WHAT THIS TASK INVOLVES: Where a line below carries the word "enzymes", include it in the count, then give the count alone.

THE INPUT:

- - - - -

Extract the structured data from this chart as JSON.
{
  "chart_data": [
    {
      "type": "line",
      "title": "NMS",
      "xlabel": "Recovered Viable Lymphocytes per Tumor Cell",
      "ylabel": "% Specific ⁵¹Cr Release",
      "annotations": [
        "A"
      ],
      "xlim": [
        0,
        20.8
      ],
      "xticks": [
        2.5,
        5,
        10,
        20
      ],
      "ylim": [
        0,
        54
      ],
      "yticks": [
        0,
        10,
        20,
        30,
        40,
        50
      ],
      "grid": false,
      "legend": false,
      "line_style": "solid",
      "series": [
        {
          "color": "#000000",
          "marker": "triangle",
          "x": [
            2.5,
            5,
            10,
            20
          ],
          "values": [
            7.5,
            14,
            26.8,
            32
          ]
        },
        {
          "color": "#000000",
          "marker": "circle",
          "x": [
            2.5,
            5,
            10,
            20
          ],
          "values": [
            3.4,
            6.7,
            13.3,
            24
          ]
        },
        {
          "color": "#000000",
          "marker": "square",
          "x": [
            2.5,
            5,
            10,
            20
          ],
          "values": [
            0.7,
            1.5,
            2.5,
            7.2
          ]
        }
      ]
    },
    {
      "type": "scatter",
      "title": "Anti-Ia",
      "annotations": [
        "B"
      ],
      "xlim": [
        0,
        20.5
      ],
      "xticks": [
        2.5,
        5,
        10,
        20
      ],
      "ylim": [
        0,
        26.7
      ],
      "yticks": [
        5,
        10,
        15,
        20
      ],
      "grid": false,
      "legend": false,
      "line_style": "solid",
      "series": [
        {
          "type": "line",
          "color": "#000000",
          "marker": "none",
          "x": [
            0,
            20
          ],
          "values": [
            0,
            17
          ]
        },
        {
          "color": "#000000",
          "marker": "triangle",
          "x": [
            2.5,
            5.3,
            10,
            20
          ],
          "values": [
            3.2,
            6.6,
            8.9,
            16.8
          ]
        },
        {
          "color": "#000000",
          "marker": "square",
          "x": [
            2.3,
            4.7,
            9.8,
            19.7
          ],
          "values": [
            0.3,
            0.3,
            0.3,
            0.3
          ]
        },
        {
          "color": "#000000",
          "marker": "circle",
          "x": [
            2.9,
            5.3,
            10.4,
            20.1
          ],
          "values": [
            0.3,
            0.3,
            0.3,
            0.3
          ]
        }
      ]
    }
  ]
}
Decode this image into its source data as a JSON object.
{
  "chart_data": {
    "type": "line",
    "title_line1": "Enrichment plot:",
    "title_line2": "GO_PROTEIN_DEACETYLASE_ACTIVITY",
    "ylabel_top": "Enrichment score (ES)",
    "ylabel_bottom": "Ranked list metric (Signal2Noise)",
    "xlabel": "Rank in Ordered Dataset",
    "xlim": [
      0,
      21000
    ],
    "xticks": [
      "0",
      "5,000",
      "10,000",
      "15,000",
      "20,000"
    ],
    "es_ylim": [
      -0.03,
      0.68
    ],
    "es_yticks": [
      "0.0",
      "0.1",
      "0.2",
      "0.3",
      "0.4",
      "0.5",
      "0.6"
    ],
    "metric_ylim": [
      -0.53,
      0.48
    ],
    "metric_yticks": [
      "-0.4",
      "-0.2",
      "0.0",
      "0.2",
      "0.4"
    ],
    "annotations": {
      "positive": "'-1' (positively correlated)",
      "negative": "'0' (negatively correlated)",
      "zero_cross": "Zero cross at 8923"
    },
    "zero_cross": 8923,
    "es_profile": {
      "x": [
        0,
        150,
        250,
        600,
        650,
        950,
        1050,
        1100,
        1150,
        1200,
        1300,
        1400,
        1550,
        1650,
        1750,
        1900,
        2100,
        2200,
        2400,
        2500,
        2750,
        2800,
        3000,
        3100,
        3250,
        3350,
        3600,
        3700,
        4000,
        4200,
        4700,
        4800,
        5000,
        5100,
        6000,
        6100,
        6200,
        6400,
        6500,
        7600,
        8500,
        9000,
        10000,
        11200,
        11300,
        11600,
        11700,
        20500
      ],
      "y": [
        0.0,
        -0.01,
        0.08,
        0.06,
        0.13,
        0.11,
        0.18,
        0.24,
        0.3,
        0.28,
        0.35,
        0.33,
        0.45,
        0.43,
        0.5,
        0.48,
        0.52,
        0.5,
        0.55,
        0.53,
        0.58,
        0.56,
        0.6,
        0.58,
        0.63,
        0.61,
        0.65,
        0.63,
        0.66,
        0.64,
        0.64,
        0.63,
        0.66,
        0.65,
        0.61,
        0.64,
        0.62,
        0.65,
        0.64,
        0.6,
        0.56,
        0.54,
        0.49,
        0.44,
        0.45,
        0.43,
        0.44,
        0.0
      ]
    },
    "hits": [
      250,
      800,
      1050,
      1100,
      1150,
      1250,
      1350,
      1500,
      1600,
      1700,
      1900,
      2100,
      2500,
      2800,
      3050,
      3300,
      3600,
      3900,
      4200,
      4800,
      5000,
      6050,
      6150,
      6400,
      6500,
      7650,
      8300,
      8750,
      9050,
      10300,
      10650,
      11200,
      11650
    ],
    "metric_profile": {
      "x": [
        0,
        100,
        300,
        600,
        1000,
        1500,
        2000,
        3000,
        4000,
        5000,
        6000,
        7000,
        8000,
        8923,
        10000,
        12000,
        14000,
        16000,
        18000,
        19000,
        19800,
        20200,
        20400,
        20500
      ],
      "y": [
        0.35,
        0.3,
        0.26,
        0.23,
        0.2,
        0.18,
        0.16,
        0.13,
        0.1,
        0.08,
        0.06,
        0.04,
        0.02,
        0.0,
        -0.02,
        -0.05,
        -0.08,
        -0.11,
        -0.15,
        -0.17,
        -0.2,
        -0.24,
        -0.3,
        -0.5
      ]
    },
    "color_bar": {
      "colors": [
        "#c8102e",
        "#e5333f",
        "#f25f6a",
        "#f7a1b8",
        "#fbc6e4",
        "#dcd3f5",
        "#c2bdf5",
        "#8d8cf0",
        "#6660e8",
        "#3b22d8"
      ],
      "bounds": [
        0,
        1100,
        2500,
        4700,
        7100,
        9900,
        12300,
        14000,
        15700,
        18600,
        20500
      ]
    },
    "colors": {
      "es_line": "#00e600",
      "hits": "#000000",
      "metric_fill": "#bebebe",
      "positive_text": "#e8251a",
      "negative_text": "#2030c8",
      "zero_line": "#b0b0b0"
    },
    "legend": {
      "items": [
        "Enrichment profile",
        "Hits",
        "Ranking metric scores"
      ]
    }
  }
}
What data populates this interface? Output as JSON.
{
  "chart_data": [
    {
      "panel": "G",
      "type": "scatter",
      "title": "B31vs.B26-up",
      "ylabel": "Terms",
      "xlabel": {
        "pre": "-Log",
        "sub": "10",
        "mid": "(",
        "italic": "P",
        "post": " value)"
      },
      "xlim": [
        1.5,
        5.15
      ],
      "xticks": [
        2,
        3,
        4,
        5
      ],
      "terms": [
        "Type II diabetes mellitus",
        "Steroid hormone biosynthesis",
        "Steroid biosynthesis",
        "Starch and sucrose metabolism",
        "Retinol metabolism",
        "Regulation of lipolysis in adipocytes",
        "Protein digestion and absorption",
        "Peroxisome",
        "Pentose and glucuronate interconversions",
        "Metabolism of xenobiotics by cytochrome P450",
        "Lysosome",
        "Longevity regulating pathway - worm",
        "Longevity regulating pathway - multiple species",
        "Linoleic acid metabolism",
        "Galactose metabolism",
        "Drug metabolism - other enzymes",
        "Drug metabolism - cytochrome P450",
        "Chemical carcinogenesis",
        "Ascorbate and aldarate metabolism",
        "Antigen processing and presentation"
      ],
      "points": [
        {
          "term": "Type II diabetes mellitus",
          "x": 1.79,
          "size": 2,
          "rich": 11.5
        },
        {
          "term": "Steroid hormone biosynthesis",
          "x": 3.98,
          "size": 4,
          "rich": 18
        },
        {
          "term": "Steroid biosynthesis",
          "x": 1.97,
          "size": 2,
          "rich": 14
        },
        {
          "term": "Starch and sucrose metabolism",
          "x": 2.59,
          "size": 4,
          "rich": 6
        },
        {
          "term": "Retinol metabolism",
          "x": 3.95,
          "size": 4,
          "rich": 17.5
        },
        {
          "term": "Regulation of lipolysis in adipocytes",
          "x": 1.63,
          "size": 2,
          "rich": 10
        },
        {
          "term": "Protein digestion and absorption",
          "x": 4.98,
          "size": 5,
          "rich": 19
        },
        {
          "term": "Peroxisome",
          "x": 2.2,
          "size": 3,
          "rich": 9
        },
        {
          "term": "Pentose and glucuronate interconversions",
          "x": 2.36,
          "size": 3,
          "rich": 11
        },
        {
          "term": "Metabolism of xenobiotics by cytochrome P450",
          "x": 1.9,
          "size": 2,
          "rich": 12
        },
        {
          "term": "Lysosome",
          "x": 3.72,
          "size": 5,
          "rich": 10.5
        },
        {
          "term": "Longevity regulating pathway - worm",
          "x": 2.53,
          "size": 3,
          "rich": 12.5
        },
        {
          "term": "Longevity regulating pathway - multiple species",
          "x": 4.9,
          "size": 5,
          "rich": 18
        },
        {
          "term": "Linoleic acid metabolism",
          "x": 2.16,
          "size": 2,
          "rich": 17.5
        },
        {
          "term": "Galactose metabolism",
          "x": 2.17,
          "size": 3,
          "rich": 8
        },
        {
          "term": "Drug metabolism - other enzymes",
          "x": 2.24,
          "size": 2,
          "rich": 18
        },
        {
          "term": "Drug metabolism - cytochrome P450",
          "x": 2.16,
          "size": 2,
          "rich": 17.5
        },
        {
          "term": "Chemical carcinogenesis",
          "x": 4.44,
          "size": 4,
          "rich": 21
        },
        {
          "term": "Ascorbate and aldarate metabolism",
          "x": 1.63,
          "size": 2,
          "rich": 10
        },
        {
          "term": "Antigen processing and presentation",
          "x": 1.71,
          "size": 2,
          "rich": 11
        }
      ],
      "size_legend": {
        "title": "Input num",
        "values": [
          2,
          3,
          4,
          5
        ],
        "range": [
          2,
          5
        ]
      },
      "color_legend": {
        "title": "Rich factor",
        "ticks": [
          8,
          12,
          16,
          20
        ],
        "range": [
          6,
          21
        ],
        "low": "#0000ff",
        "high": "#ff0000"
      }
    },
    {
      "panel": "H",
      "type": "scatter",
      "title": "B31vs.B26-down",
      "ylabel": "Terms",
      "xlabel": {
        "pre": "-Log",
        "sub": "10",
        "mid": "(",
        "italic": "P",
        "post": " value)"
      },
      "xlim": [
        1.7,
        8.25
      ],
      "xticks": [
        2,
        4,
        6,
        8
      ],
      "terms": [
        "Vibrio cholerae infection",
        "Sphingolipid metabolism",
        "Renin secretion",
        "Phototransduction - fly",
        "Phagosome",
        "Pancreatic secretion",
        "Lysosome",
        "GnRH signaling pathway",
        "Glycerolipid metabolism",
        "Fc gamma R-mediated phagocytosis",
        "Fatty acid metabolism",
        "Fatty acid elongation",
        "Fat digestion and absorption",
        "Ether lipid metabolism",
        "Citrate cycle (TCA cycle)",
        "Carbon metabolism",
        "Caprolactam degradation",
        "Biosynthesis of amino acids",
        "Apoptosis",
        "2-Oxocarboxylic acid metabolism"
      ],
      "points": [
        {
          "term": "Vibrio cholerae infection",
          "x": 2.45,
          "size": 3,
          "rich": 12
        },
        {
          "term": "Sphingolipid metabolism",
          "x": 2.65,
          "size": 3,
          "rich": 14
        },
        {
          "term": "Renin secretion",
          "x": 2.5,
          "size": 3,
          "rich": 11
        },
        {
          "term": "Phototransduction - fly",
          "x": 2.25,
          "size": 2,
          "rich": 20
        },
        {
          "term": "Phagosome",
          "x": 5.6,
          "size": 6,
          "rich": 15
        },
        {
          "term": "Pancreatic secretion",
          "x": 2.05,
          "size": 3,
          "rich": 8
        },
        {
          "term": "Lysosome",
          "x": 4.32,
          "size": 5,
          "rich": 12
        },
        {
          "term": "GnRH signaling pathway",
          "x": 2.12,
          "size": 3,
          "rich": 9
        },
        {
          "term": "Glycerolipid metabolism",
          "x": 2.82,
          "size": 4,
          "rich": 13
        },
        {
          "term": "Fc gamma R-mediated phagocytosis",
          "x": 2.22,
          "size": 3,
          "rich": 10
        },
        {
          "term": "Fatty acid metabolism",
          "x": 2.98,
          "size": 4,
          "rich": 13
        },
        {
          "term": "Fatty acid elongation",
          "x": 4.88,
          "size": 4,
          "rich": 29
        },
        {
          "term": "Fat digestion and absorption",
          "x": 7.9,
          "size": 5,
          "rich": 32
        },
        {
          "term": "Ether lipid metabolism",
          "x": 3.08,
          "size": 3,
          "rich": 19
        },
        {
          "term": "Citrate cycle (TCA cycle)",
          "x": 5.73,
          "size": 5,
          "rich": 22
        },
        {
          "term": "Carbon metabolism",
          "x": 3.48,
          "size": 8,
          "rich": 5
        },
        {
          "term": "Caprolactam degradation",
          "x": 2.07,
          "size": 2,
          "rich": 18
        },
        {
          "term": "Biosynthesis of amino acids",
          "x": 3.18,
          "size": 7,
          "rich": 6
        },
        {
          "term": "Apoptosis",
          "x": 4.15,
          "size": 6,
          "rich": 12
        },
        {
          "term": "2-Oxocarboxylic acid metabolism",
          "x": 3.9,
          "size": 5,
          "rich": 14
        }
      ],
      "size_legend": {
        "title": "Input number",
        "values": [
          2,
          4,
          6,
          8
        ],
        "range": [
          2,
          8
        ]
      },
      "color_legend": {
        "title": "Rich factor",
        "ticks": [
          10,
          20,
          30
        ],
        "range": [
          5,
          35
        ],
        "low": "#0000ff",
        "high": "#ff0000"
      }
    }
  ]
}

- - - - -

TASK OUTPUT: 2